Begin DATA SHOWN

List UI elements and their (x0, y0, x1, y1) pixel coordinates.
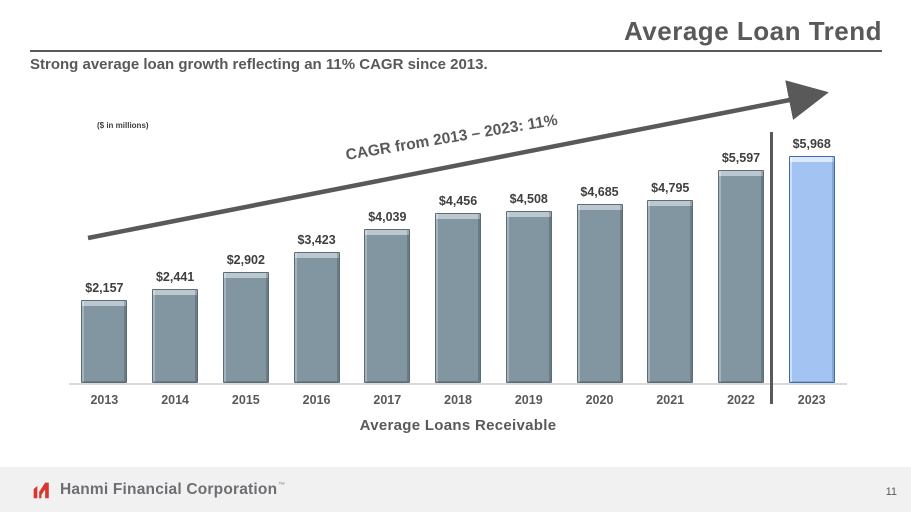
bar-column-2015: $2,902 (210, 253, 281, 383)
page-title: Average Loan Trend (624, 16, 882, 46)
bar-value-label: $5,597 (721, 151, 761, 165)
year-label-2014: 2014 (161, 393, 189, 407)
bar-column-2022: $5,597 (706, 151, 777, 383)
units-note: ($ in millions) (97, 121, 149, 130)
bar-column-2023: $5,968 (776, 137, 847, 383)
year-label-2022: 2022 (727, 393, 755, 407)
company-logo: Hanmi Financial Corporation™ (30, 479, 285, 501)
bar-value-label: $2,157 (85, 281, 124, 295)
axis-title: Average Loans Receivable (359, 417, 557, 434)
year-label-2021: 2021 (656, 393, 685, 407)
bar-value-label: $2,441 (155, 270, 195, 284)
slide-subtitle: Strong average loan growth reflecting an… (30, 56, 488, 73)
year-label-2023: 2023 (797, 393, 826, 407)
bar-value-label: $4,685 (580, 185, 619, 199)
bar-2021 (647, 200, 694, 383)
page-number: 11 (885, 486, 897, 498)
trademark-symbol: ™ (278, 482, 286, 490)
bar-column-2013: $2,157 (69, 281, 140, 383)
year-label-2019: 2019 (514, 393, 543, 407)
bar-2015 (222, 272, 269, 383)
bar-2019 (505, 211, 552, 383)
bar-column-2014: $2,441 (140, 270, 211, 383)
year-label-2015: 2015 (231, 393, 260, 407)
bar-column-2021: $4,795 (635, 181, 706, 383)
bar-column-2016: $3,423 (281, 233, 352, 383)
company-name: Hanmi Financial Corporation™ (60, 480, 286, 498)
bar-value-label: $4,039 (368, 210, 407, 224)
year-label-2016: 2016 (302, 393, 331, 407)
bar-2014 (152, 289, 199, 383)
bar-value-label: $2,902 (226, 253, 265, 267)
year-label-2018: 2018 (444, 393, 472, 407)
bar-2023 (788, 156, 835, 383)
bar-value-label: $4,508 (509, 192, 548, 206)
year-axis: 2013 2014 2015 2016 2017 2018 2019 2020 2021 2022… (69, 385, 847, 407)
year-label-2017: 2017 (373, 393, 402, 407)
bar-value-label: $3,423 (297, 233, 336, 247)
title-divider (30, 50, 882, 52)
bar-column-2020: $4,685 (564, 185, 635, 383)
bar-value-label: $4,456 (438, 194, 478, 208)
bar-chart: $2,157 $2,441 $2,902 $3,423 $4,039 $4,456 $4,5… (69, 132, 847, 434)
hanmi-logo-icon (33, 482, 49, 498)
bar-2020 (576, 204, 623, 383)
bar-2022 (717, 170, 764, 383)
bar-column-2018: $4,456 (423, 194, 494, 383)
bar-2018 (435, 213, 482, 383)
bar-2017 (364, 229, 411, 383)
slide-footer: Hanmi Financial Corporation™ 11 (0, 467, 911, 512)
bar-value-label: $5,968 (792, 137, 831, 151)
bar-value-label: $4,795 (651, 181, 690, 195)
bar-row: $2,157 $2,441 $2,902 $3,423 $4,039 $4,456 $4,5… (69, 135, 847, 385)
period-separator-line (770, 132, 773, 404)
bar-2013 (81, 300, 128, 383)
bar-2016 (293, 252, 340, 383)
year-label-2020: 2020 (585, 393, 614, 407)
bar-column-2017: $4,039 (352, 210, 423, 383)
bar-column-2019: $4,508 (493, 192, 564, 383)
year-label-2013: 2013 (90, 393, 119, 407)
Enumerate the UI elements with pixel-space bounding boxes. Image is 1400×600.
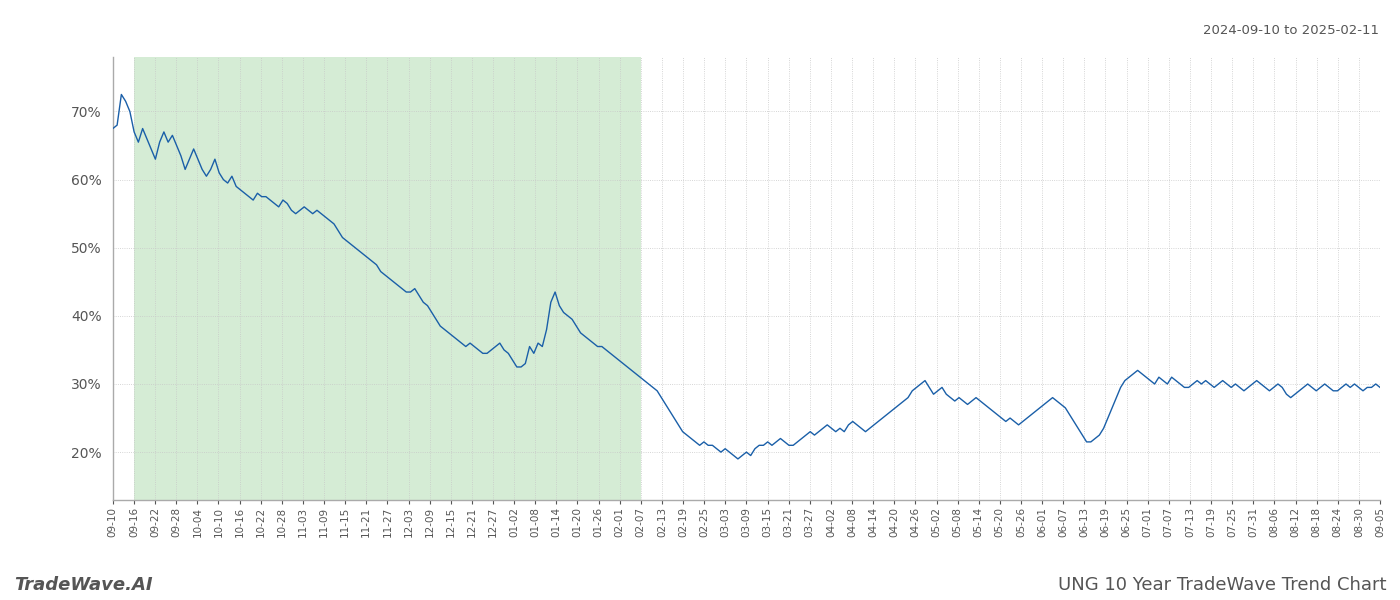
Text: TradeWave.AI: TradeWave.AI — [14, 576, 153, 594]
Text: 2024-09-10 to 2025-02-11: 2024-09-10 to 2025-02-11 — [1203, 24, 1379, 37]
Bar — [134, 57, 641, 500]
Text: UNG 10 Year TradeWave Trend Chart: UNG 10 Year TradeWave Trend Chart — [1057, 576, 1386, 594]
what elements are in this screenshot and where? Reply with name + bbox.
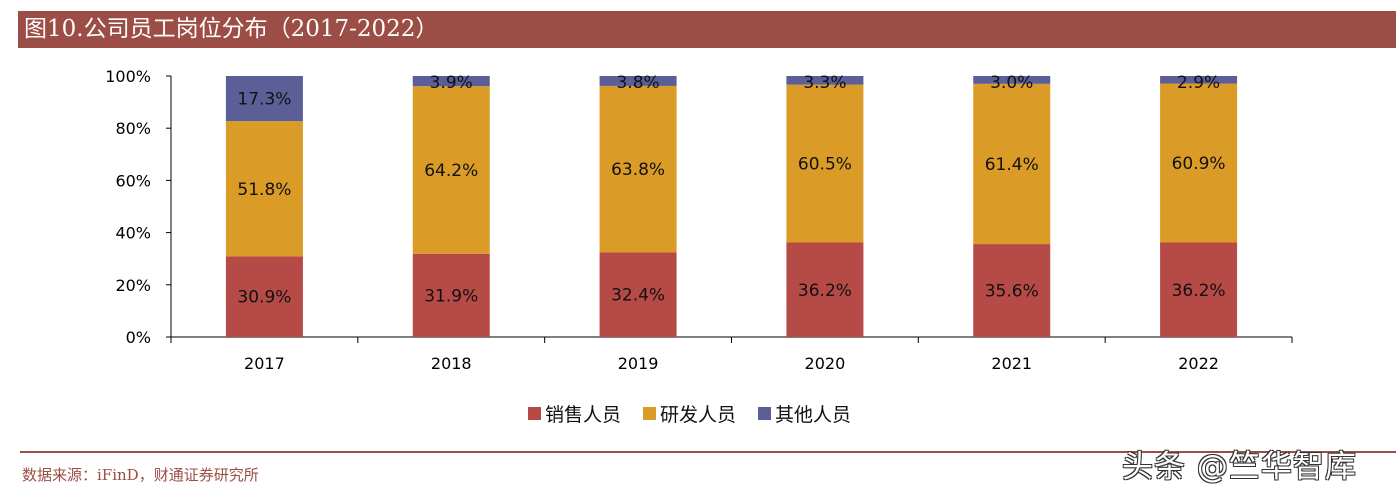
legend-label-other: 其他人员 [775,404,852,426]
bar-segment-other-2020 [786,76,864,85]
source-note: 数据来源：iFinD，财通证券研究所 [22,466,259,484]
legend-item-sales: 销售人员 [528,400,621,427]
bar-segment-sales-2021 [973,244,1051,337]
x-tick-label: 2017 [244,354,285,373]
legend-label-rnd: 研发人员 [660,404,737,426]
stacked-bar-chart: 0% 20% 40% 60% 80% 100% 2017 2018 2019 2020 2021 20… [105,67,1293,373]
x-tick-label: 2018 [431,354,472,373]
bar-segment-other-2021 [973,76,1051,84]
bar-labels: 30.9% 51.8% 17.3% 31.9% 64.2% 3.9% 32.4% 63.8% 3… [237,73,1225,308]
bar-segment-rnd-2019 [599,85,677,253]
bar-segment-other-2018 [412,76,490,87]
bar-segment-other-2017 [225,76,303,122]
data-label-other-2020: 3.3% [803,73,846,93]
legend-item-other: 其他人员 [758,400,851,427]
data-label-other-2021: 3.0% [990,73,1033,93]
data-label-rnd-2019: 63.8% [611,160,665,180]
bar-segment-sales-2019 [599,252,677,337]
title-bar: 图10.公司员工岗位分布（2017-2022） [18,11,1396,48]
data-label-other-2019: 3.8% [616,73,659,93]
bar-segment-sales-2022 [1160,242,1238,337]
data-label-rnd-2022: 60.9% [1172,154,1226,174]
bar-segment-sales-2017 [225,256,303,337]
legend-item-rnd: 研发人员 [643,400,736,427]
y-tick-label: 80% [115,119,151,138]
bar-segment-rnd-2020 [786,84,864,243]
data-label-rnd-2017: 51.8% [237,180,291,200]
bar-segment-other-2022 [1160,76,1238,84]
legend-swatch-other [758,407,772,420]
bar-segment-rnd-2021 [973,83,1051,245]
y-tick-label: 100% [105,67,151,86]
bar-segment-rnd-2018 [412,86,490,254]
bar-segment-other-2019 [599,76,677,86]
data-label-sales-2021: 35.6% [985,282,1039,302]
y-tick-label: 0% [126,328,151,347]
watermark: 头条 @竺华智库 [1122,449,1357,485]
chart-title: 图10.公司员工岗位分布（2017-2022） [24,16,439,42]
data-label-rnd-2021: 61.4% [985,155,1039,175]
data-label-sales-2019: 32.4% [611,286,665,306]
data-label-rnd-2018: 64.2% [424,161,478,181]
bar-segment-rnd-2017 [225,121,303,257]
legend: 销售人员 研发人员 其他人员 [528,400,851,427]
x-tick-label: 2022 [1178,354,1219,373]
bar-segment-sales-2018 [412,253,490,337]
legend-swatch-sales [528,407,541,420]
legend-swatch-rnd [643,407,657,420]
data-label-other-2017: 17.3% [237,90,291,110]
data-label-sales-2020: 36.2% [798,281,852,301]
bars [225,76,1238,337]
data-label-rnd-2020: 60.5% [798,155,852,175]
x-tick-label: 2019 [618,354,659,373]
data-label-sales-2022: 36.2% [1172,281,1226,301]
data-label-other-2018: 3.9% [430,73,473,93]
data-label-other-2022: 2.9% [1177,73,1220,93]
bar-segment-sales-2020 [786,242,864,337]
data-label-sales-2018: 31.9% [424,286,478,306]
data-label-sales-2017: 30.9% [237,288,291,308]
legend-label-sales: 销售人员 [545,404,622,426]
y-tick-label: 20% [115,276,151,295]
footer-divider [20,451,1396,453]
x-tick-label: 2020 [805,354,846,373]
y-tick-label: 60% [115,171,151,190]
y-tick-label: 40% [115,224,151,243]
axes: 0% 20% 40% 60% 80% 100% 2017 2018 2019 2020 2021 20… [105,67,1293,373]
x-tick-label: 2021 [991,354,1032,373]
bar-segment-rnd-2022 [1160,83,1238,243]
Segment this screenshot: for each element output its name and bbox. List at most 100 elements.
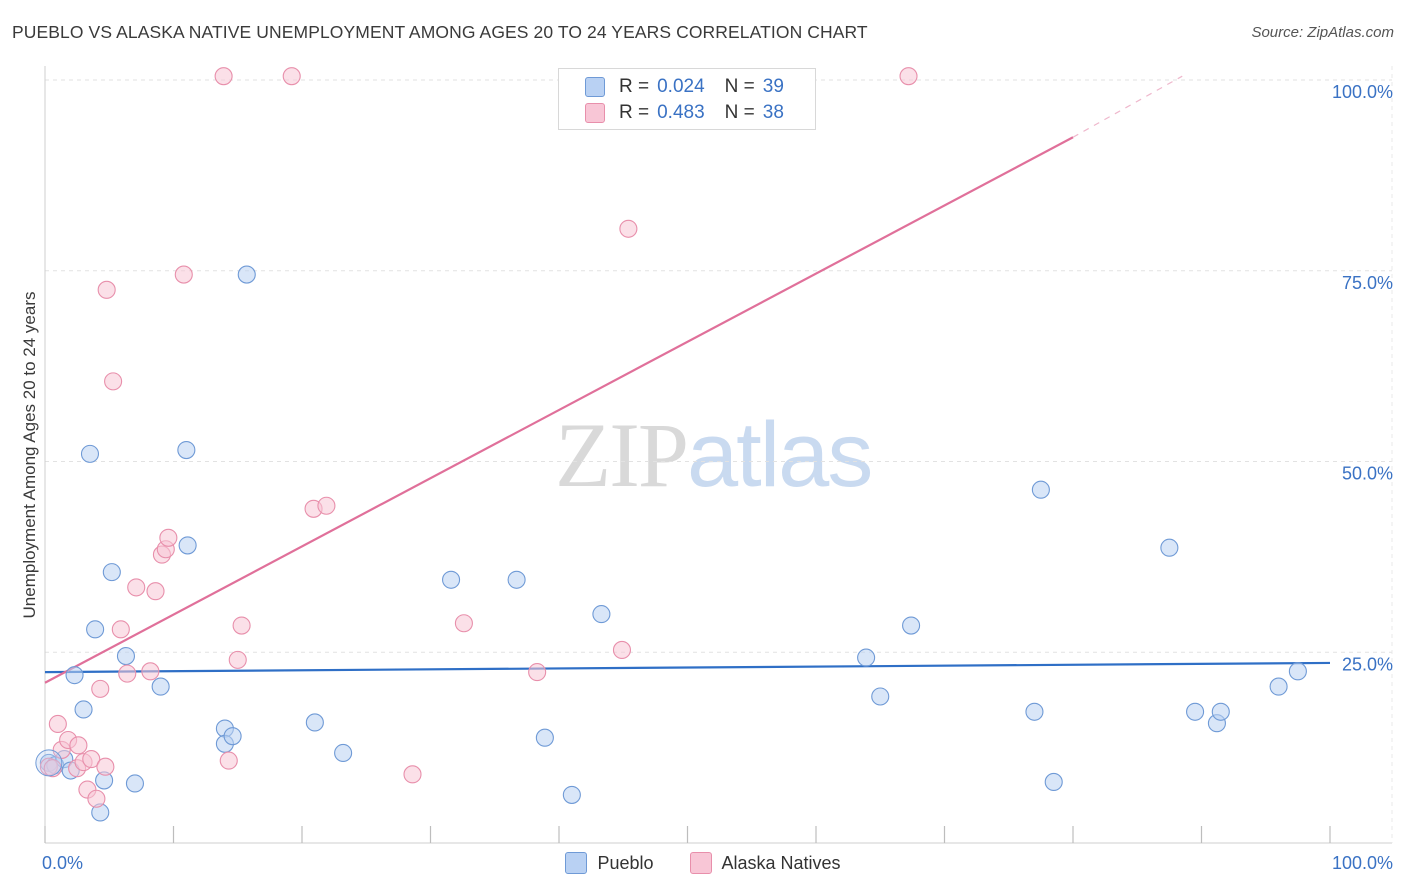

End DATA SHOWN

Copy out every line of the data above word for word, omitting the pictures.

→ RESULT
List UI elements and their (x0, y0, x1, y1) pixel coordinates.
bar-column-2015: $2,902 (210, 253, 281, 383)
page-title: Average Loan Trend (624, 16, 882, 46)
bar-value-label: $5,597 (721, 151, 761, 165)
year-label-2014: 2014 (161, 393, 189, 407)
bar-column-2022: $5,597 (706, 151, 777, 383)
units-note: ($ in millions) (97, 121, 149, 130)
bar-column-2023: $5,968 (776, 137, 847, 383)
year-label-2022: 2022 (727, 393, 755, 407)
company-logo: Hanmi Financial Corporation™ (30, 479, 285, 501)
bar-value-label: $2,157 (85, 281, 124, 295)
axis-title: Average Loans Receivable (359, 417, 557, 434)
year-label-2021: 2021 (656, 393, 685, 407)
bar-value-label: $2,441 (155, 270, 195, 284)
slide-subtitle: Strong average loan growth reflecting an… (30, 56, 488, 73)
year-label-2023: 2023 (797, 393, 826, 407)
bar-value-label: $4,685 (580, 185, 619, 199)
bar-2021 (647, 200, 694, 383)
page-number: 11 (885, 486, 897, 498)
trademark-symbol: ™ (278, 482, 286, 490)
bar-column-2013: $2,157 (69, 281, 140, 383)
year-label-2019: 2019 (514, 393, 543, 407)
bar-2015 (222, 272, 269, 383)
bar-2019 (505, 211, 552, 383)
bar-column-2014: $2,441 (140, 270, 211, 383)
year-label-2015: 2015 (231, 393, 260, 407)
bar-column-2021: $4,795 (635, 181, 706, 383)
bar-column-2016: $3,423 (281, 233, 352, 383)
company-name: Hanmi Financial Corporation™ (60, 480, 286, 498)
bar-value-label: $4,039 (368, 210, 407, 224)
year-label-2016: 2016 (302, 393, 331, 407)
bar-2014 (152, 289, 199, 383)
bar-value-label: $2,902 (226, 253, 265, 267)
year-label-2018: 2018 (444, 393, 472, 407)
bar-2023 (788, 156, 835, 383)
bar-value-label: $4,508 (509, 192, 548, 206)
year-axis: 2013 2014 2015 2016 2017 2018 2019 2020 2021 2022… (69, 385, 847, 407)
year-label-2017: 2017 (373, 393, 402, 407)
bar-value-label: $3,423 (297, 233, 336, 247)
title-divider (30, 50, 882, 52)
bar-column-2020: $4,685 (564, 185, 635, 383)
bar-value-label: $4,456 (438, 194, 478, 208)
bar-chart: $2,157 $2,441 $2,902 $3,423 $4,039 $4,456 $4,5… (69, 132, 847, 434)
hanmi-logo-icon (33, 482, 49, 498)
bar-2020 (576, 204, 623, 383)
bar-2022 (717, 170, 764, 383)
bar-column-2018: $4,456 (423, 194, 494, 383)
bar-2018 (435, 213, 482, 383)
bar-2017 (364, 229, 411, 383)
slide-footer: Hanmi Financial Corporation™ 11 (0, 467, 911, 512)
bar-value-label: $5,968 (792, 137, 831, 151)
bar-value-label: $4,795 (651, 181, 690, 195)
bar-row: $2,157 $2,441 $2,902 $3,423 $4,039 $4,456 $4,5… (69, 135, 847, 385)
period-separator-line (770, 132, 773, 404)
bar-2013 (81, 300, 128, 383)
bar-2016 (293, 252, 340, 383)
year-label-2020: 2020 (585, 393, 614, 407)
bar-column-2017: $4,039 (352, 210, 423, 383)
bar-column-2019: $4,508 (493, 192, 564, 383)
year-label-2013: 2013 (90, 393, 119, 407)
Enumerate the UI elements with pixel-space bounding boxes. Image is 1400×600.
Text: TradeWave.AI: TradeWave.AI — [14, 576, 153, 594]
Text: 2024-09-10 to 2025-02-11: 2024-09-10 to 2025-02-11 — [1203, 24, 1379, 37]
Bar — [134, 57, 641, 500]
Text: UNG 10 Year TradeWave Trend Chart: UNG 10 Year TradeWave Trend Chart — [1057, 576, 1386, 594]
what elements are in this screenshot and where? Reply with name + bbox.
legend-label-other: 其他人员 [775,404,852,426]
bar-segment-other-2020 [786,76,864,85]
source-note: 数据来源：iFinD，财通证券研究所 [22,466,259,484]
legend-item-sales: 销售人员 [528,400,621,427]
bar-segment-sales-2021 [973,244,1051,337]
x-tick-label: 2017 [244,354,285,373]
legend-label-rnd: 研发人员 [660,404,737,426]
stacked-bar-chart: 0% 20% 40% 60% 80% 100% 2017 2018 2019 2020 2021 20… [105,67,1293,373]
x-tick-label: 2018 [431,354,472,373]
bar-segment-other-2021 [973,76,1051,84]
bar-labels: 30.9% 51.8% 17.3% 31.9% 64.2% 3.9% 32.4% 63.8% 3… [237,73,1225,308]
bar-segment-rnd-2019 [599,85,677,253]
bar-segment-other-2018 [412,76,490,87]
bar-segment-other-2017 [225,76,303,122]
data-label-other-2020: 3.3% [803,73,846,93]
legend-item-other: 其他人员 [758,400,851,427]
data-label-other-2021: 3.0% [990,73,1033,93]
data-label-rnd-2019: 63.8% [611,160,665,180]
bar-segment-sales-2019 [599,252,677,337]
title-bar: 图10.公司员工岗位分布（2017-2022） [18,11,1396,48]
data-label-other-2019: 3.8% [616,73,659,93]
bar-segment-sales-2022 [1160,242,1238,337]
data-label-rnd-2022: 60.9% [1172,154,1226,174]
bar-segment-sales-2017 [225,256,303,337]
legend-item-rnd: 研发人员 [643,400,736,427]
y-tick-label: 80% [115,119,151,138]
bar-segment-rnd-2020 [786,84,864,243]
data-label-rnd-2017: 51.8% [237,180,291,200]
bar-segment-other-2022 [1160,76,1238,84]
legend-swatch-other [758,407,772,420]
bar-segment-rnd-2021 [973,83,1051,245]
y-tick-label: 100% [105,67,151,86]
bar-segment-rnd-2018 [412,86,490,254]
bar-segment-other-2019 [599,76,677,86]
data-label-sales-2021: 35.6% [985,282,1039,302]
y-tick-label: 0% [126,328,151,347]
watermark: 头条 @竺华智库 [1122,449,1357,485]
chart-title: 图10.公司员工岗位分布（2017-2022） [24,16,439,42]
data-label-rnd-2021: 61.4% [985,155,1039,175]
data-label-sales-2019: 32.4% [611,286,665,306]
data-label-rnd-2018: 64.2% [424,161,478,181]
bar-segment-rnd-2017 [225,121,303,257]
legend: 销售人员 研发人员 其他人员 [528,400,851,427]
x-tick-label: 2022 [1178,354,1219,373]
bar-segment-sales-2018 [412,253,490,337]
legend-swatch-sales [528,407,541,420]
legend-swatch-rnd [643,407,657,420]
data-label-other-2017: 17.3% [237,90,291,110]
data-label-sales-2020: 36.2% [798,281,852,301]
bars [225,76,1238,337]
data-label-rnd-2020: 60.5% [798,155,852,175]
x-tick-label: 2019 [618,354,659,373]
data-label-sales-2022: 36.2% [1172,281,1226,301]
data-label-other-2018: 3.9% [430,73,473,93]
data-label-other-2022: 2.9% [1177,73,1220,93]
bar-segment-sales-2020 [786,242,864,337]
data-label-sales-2018: 31.9% [424,286,478,306]
data-label-sales-2017: 30.9% [237,288,291,308]
legend-label-sales: 销售人员 [545,404,622,426]
y-tick-label: 20% [115,276,151,295]
footer-divider [20,451,1396,453]
x-tick-label: 2020 [805,354,846,373]
y-tick-label: 60% [115,171,151,190]
y-tick-label: 40% [115,224,151,243]
axes: 0% 20% 40% 60% 80% 100% 2017 2018 2019 2020 2021 20… [105,67,1293,373]
x-tick-label: 2021 [991,354,1032,373]
bar-segment-rnd-2022 [1160,83,1238,243]
Segment this screenshot: for each element output its name and bbox. List at most 100 elements.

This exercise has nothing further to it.